* **Exercise instructions**:
Format the lines from the one containing "nav-item-about[interactable]: About —" through the one containing "nav-item-about-label: About —" as a Markdown table with the columns Row and Line. Include both of those lines and skip any blank ones.

[Listings of boxed layout items]
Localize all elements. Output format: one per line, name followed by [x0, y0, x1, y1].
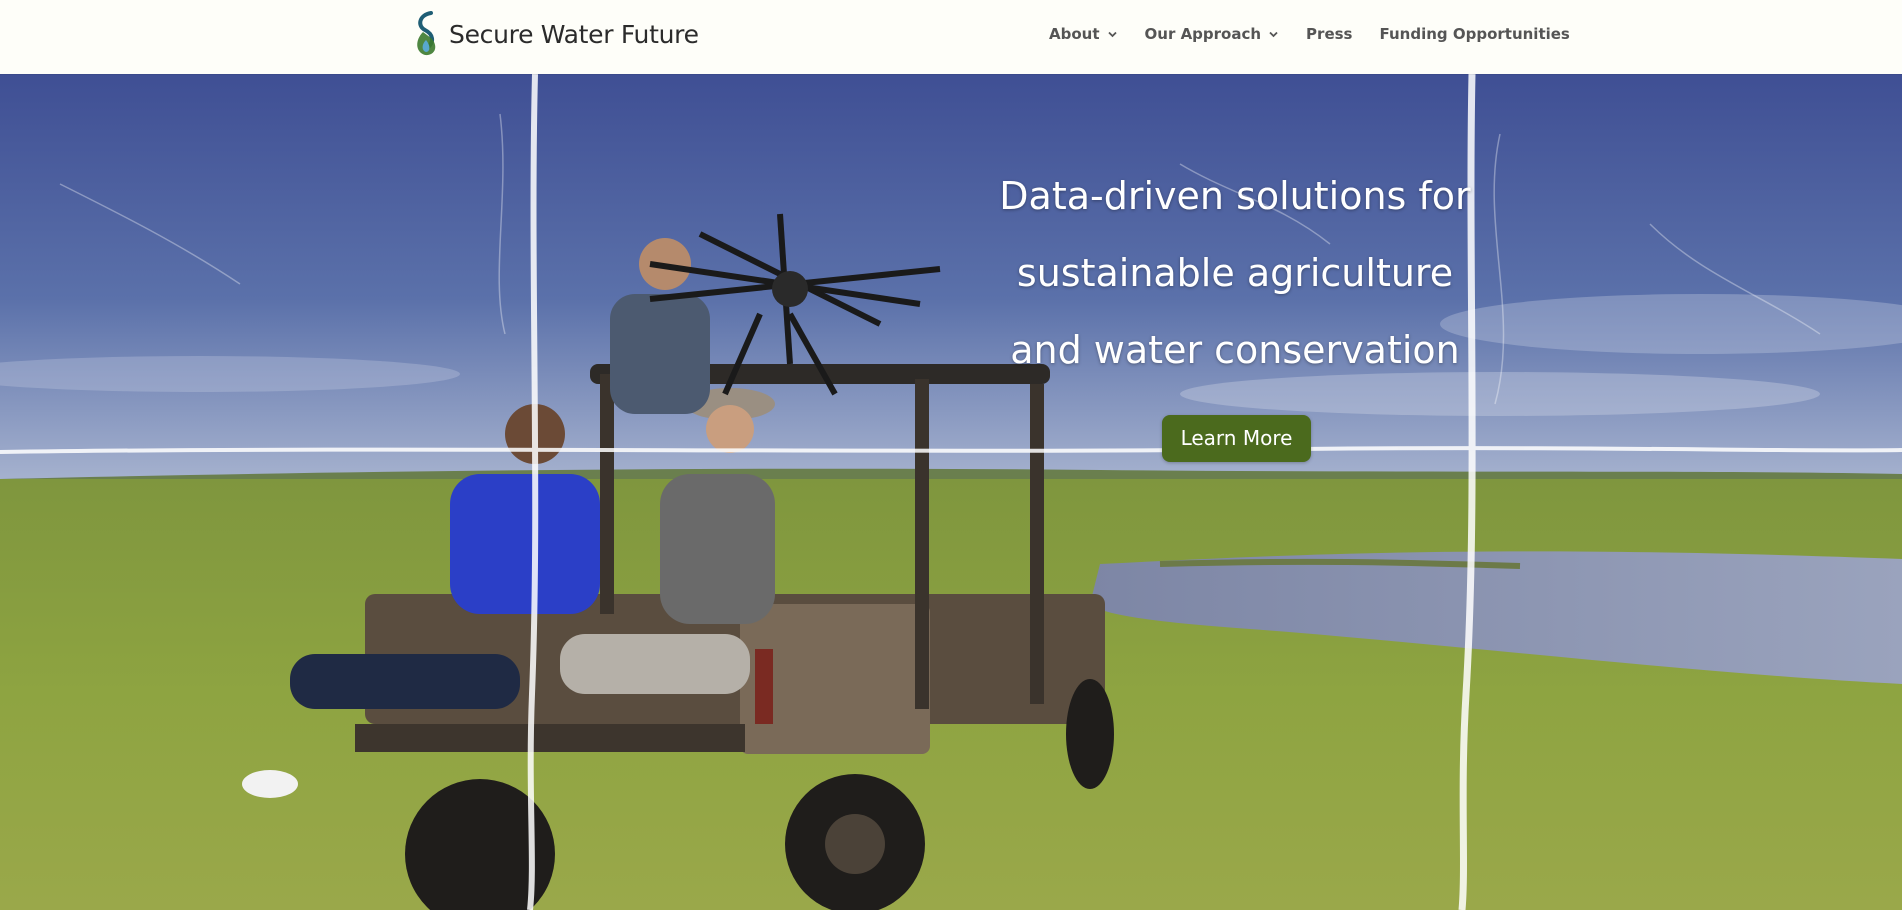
nav-item-about[interactable]: About — [1049, 25, 1118, 43]
site-logo-text: Secure Water Future — [449, 19, 699, 49]
nav-item-press[interactable]: Press — [1306, 25, 1352, 43]
chevron-down-icon — [1107, 31, 1117, 38]
nav-item-our-approach[interactable]: Our Approach — [1145, 25, 1280, 43]
water-drop-logo-icon — [417, 11, 436, 56]
hero-background-image — [0, 74, 1902, 910]
nav-item-press-label: Press — [1306, 25, 1353, 43]
nav-item-funding-opportunities-label: Funding Opportunities — [1379, 25, 1570, 43]
nav-item-our-approach-label: Our Approach — [1144, 25, 1262, 43]
page: Secure Water Future About Our Approach P… — [0, 0, 1902, 910]
learn-more-button[interactable]: Learn More — [1162, 415, 1311, 462]
hero-section: Data-driven solutions for sustainable ag… — [0, 74, 1902, 910]
nav-item-funding-opportunities[interactable]: Funding Opportunities — [1379, 25, 1569, 43]
chevron-down-icon — [1269, 31, 1278, 38]
site-logo[interactable]: Secure Water Future — [411, 10, 699, 58]
hero-headline: Data-driven solutions for sustainable ag… — [999, 174, 1471, 372]
main-nav: About Our Approach Press Funding Opportu… — [1049, 0, 1570, 68]
nav-item-about-label: About — [1049, 25, 1100, 43]
site-header: Secure Water Future About Our Approach P… — [0, 0, 1902, 74]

* **Task result**:
| Row | Line |
|---|---|
| 1 | nav-item-about[interactable]: About — [1049, 25, 1118, 43] |
| 2 | site-logo-text: Secure Water Future — [449, 19, 699, 49] |
| 3 | nav-item-press[interactable]: Press — [1306, 25, 1352, 43] |
| 4 | chevron-down-icon — [1107, 31, 1117, 38] |
| 5 | nav-item-our-approach[interactable]: Our Approach — [1145, 25, 1280, 43] |
| 6 | water-drop-logo-icon — [417, 11, 436, 56] |
| 7 | hero-background-image — [0, 74, 1902, 910] |
| 8 | nav-item-press-label: Press — [1306, 25, 1353, 43] |
| 9 | nav-item-funding-opportunities-label: Funding Opportunities — [1379, 25, 1570, 43] |
| 10 | nav-item-our-approach-label: Our Approach — [1144, 25, 1262, 43] |
| 11 | page: Secure Water Future About Our Approach P… — [0, 0, 1902, 910] |
| 12 | learn-more-button[interactable]: Learn More — [1162, 415, 1311, 462] |
| 13 | hero-section: Data-driven solutions for sustainable ag… — [0, 74, 1902, 910] |
| 14 | nav-item-funding-opportunities[interactable]: Funding Opportunities — [1379, 25, 1569, 43] |
| 15 | chevron-down-icon — [1269, 31, 1278, 38] |
| 16 | site-logo[interactable]: Secure Water Future — [411, 10, 699, 58] |
| 17 | hero-headline: Data-driven solutions for sustainable ag… — [999, 174, 1471, 372] |
| 18 | main-nav: About Our Approach Press Funding Opportu… — [1049, 0, 1570, 68] |
| 19 | nav-item-about-label: About — [1049, 25, 1100, 43] |